» Excerpted data
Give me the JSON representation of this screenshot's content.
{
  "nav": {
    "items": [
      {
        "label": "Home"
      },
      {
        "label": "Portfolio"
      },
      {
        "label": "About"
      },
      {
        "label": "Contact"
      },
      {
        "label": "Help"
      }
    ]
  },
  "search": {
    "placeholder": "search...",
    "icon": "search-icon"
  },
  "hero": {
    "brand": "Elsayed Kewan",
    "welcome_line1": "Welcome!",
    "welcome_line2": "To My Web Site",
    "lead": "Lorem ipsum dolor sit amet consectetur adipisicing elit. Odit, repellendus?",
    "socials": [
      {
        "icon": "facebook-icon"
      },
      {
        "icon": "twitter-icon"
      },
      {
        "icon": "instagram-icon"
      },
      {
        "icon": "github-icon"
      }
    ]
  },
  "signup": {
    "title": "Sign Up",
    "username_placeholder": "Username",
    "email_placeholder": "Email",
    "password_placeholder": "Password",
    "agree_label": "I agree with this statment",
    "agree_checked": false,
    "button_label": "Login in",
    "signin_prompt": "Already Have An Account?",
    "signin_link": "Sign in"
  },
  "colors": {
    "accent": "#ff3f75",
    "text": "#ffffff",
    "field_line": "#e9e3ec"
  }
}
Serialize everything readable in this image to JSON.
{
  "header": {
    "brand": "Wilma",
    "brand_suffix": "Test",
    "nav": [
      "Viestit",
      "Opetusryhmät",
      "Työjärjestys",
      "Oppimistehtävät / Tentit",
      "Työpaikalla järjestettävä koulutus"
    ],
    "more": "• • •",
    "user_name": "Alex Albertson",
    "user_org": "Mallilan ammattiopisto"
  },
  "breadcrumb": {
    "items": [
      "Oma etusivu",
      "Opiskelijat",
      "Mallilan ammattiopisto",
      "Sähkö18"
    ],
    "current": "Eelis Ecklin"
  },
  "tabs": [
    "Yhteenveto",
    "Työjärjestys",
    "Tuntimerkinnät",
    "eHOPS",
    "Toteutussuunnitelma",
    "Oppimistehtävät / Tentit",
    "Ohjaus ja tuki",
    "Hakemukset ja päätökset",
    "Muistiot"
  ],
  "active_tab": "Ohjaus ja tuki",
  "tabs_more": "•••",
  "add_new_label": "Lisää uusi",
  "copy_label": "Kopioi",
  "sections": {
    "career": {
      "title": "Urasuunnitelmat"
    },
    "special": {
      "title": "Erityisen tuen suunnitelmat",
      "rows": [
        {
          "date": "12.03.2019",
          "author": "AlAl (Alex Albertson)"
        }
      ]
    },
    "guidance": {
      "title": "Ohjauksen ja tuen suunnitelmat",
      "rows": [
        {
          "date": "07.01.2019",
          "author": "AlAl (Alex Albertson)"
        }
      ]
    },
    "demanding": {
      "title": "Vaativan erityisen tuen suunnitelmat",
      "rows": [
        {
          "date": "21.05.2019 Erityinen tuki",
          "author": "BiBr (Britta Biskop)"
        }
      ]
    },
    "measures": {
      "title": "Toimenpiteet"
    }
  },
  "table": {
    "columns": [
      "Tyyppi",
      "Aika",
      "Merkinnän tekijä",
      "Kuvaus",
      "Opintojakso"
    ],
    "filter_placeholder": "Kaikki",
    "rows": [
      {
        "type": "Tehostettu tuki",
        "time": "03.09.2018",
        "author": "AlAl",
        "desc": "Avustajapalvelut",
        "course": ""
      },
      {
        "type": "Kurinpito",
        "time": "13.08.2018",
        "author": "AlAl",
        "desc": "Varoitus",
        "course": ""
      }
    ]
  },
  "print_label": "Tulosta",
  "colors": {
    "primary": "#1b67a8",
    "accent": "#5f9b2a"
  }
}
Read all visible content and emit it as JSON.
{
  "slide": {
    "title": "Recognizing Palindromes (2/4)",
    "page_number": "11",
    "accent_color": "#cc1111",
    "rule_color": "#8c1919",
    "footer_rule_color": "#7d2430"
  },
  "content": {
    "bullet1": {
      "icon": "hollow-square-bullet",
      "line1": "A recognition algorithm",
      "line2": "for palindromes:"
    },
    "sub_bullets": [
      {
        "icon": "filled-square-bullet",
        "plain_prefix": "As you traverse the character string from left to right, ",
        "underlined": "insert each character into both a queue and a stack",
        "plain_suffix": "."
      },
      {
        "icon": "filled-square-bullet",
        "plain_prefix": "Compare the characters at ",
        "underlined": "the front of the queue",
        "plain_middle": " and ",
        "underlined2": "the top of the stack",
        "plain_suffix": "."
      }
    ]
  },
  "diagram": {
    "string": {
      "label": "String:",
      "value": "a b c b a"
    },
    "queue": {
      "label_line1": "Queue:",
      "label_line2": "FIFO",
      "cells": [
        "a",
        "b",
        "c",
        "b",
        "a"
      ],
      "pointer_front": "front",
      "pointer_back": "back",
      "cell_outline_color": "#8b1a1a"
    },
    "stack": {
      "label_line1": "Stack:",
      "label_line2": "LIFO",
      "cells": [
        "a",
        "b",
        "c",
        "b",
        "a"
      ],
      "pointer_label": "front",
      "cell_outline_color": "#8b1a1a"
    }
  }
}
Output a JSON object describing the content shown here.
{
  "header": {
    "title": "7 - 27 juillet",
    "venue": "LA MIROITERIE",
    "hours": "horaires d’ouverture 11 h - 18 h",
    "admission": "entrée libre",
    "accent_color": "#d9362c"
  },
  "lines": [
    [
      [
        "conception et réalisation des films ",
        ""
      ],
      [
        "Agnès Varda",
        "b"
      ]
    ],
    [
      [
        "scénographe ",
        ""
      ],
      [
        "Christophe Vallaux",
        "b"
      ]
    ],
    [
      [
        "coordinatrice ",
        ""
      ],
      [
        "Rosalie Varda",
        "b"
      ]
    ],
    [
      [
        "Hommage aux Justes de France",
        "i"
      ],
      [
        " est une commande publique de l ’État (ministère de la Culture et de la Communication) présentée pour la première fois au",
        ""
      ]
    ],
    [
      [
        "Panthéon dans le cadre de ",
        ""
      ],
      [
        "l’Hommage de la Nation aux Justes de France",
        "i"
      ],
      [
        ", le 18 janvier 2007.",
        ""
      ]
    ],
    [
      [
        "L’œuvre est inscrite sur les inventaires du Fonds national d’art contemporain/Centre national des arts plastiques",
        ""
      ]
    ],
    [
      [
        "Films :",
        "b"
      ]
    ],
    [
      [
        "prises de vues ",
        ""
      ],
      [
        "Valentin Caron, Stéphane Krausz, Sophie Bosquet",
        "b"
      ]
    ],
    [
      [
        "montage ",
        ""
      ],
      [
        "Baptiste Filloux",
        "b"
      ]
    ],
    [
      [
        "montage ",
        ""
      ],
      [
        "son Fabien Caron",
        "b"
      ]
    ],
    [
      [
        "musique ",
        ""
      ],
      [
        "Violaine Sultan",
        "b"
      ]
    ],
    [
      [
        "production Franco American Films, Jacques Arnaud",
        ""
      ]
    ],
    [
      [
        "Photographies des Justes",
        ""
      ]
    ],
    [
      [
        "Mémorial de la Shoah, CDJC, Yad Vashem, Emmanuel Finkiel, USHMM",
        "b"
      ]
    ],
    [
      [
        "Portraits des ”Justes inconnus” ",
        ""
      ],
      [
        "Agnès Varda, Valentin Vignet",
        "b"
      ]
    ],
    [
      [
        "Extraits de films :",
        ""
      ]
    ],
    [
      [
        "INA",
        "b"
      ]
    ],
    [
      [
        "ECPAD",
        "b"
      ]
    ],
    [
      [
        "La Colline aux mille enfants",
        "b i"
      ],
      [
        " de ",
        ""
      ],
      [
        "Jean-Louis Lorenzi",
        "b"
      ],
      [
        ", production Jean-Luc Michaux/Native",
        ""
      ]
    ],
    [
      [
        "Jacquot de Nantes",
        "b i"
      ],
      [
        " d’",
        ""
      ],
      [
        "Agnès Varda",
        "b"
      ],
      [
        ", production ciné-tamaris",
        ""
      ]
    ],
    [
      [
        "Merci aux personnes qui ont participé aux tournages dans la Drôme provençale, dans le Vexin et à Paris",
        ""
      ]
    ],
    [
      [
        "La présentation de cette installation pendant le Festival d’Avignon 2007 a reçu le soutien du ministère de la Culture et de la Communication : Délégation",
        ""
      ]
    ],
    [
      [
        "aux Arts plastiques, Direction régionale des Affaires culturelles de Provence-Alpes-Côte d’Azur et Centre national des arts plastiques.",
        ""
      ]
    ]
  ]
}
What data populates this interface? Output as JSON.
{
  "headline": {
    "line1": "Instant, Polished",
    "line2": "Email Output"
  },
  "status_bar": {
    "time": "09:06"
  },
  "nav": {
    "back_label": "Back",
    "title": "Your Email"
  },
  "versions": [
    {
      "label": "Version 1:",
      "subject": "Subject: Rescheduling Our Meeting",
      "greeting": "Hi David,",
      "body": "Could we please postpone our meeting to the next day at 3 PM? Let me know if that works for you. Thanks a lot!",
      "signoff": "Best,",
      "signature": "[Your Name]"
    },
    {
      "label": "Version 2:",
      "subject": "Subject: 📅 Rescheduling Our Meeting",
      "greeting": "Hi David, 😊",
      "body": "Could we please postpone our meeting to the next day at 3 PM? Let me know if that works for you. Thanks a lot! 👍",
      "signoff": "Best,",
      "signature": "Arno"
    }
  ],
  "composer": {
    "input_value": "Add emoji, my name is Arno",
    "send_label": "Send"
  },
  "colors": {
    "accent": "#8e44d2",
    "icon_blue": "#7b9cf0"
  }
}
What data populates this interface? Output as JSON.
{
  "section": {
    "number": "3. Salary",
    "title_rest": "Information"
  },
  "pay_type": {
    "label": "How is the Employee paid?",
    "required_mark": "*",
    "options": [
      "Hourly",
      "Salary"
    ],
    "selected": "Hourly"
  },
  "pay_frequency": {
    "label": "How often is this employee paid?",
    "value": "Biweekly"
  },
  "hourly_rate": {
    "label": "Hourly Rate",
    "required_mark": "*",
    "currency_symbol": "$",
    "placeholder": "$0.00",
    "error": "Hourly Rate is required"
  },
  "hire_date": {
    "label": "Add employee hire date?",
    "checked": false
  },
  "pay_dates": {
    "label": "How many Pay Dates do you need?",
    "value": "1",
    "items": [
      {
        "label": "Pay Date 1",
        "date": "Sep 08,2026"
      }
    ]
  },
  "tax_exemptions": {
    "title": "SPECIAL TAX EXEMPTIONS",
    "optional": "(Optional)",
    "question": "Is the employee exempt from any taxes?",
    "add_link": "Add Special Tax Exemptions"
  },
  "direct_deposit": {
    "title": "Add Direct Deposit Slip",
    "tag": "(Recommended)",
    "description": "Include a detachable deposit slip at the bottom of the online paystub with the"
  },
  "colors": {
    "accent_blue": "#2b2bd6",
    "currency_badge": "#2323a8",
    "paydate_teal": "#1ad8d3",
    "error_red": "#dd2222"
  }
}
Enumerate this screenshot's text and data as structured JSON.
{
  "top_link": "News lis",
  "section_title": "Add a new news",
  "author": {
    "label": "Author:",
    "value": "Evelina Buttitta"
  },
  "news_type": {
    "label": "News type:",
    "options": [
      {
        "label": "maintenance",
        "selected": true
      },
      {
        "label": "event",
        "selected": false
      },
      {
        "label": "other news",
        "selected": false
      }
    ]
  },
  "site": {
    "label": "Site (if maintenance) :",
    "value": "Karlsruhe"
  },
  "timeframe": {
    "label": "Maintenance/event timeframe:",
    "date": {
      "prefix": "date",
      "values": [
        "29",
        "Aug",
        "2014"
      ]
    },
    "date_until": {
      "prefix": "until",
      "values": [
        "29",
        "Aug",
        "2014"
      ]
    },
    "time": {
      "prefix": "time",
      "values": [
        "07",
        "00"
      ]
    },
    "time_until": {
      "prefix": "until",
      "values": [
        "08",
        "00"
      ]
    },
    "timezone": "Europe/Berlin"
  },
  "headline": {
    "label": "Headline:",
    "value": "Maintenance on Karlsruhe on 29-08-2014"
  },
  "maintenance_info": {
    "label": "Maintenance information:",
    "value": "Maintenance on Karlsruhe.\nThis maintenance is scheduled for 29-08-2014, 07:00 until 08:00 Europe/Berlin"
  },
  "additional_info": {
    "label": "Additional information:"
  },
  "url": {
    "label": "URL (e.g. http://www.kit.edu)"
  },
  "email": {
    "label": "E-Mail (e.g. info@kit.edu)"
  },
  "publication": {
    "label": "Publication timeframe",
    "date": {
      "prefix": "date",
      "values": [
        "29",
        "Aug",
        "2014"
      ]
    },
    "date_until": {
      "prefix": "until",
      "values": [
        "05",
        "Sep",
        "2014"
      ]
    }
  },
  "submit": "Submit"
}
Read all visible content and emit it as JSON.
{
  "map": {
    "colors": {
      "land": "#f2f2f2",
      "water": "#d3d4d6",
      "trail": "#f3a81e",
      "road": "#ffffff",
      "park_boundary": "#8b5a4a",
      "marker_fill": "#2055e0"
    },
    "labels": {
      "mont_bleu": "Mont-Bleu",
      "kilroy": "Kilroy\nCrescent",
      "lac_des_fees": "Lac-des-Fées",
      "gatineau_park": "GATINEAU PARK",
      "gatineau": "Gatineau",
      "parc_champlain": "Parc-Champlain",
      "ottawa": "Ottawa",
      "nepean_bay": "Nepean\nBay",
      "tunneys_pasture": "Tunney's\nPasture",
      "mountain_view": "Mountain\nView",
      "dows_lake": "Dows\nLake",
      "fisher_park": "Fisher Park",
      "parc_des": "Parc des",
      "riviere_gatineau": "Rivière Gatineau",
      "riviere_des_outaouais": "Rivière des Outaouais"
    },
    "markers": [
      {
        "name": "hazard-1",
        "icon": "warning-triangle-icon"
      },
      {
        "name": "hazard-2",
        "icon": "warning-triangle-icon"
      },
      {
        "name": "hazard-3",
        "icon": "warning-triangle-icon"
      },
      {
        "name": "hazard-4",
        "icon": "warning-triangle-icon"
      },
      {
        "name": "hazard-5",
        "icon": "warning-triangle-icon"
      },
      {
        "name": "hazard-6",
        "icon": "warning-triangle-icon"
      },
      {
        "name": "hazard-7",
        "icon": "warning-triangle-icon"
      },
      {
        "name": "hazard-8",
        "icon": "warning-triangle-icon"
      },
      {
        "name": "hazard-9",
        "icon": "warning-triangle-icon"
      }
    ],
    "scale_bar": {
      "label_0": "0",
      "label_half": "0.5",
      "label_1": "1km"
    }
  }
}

» What the exercise asks
Give only the number of lines in the material above that include the word "Jean".

» Reply to the exercise
2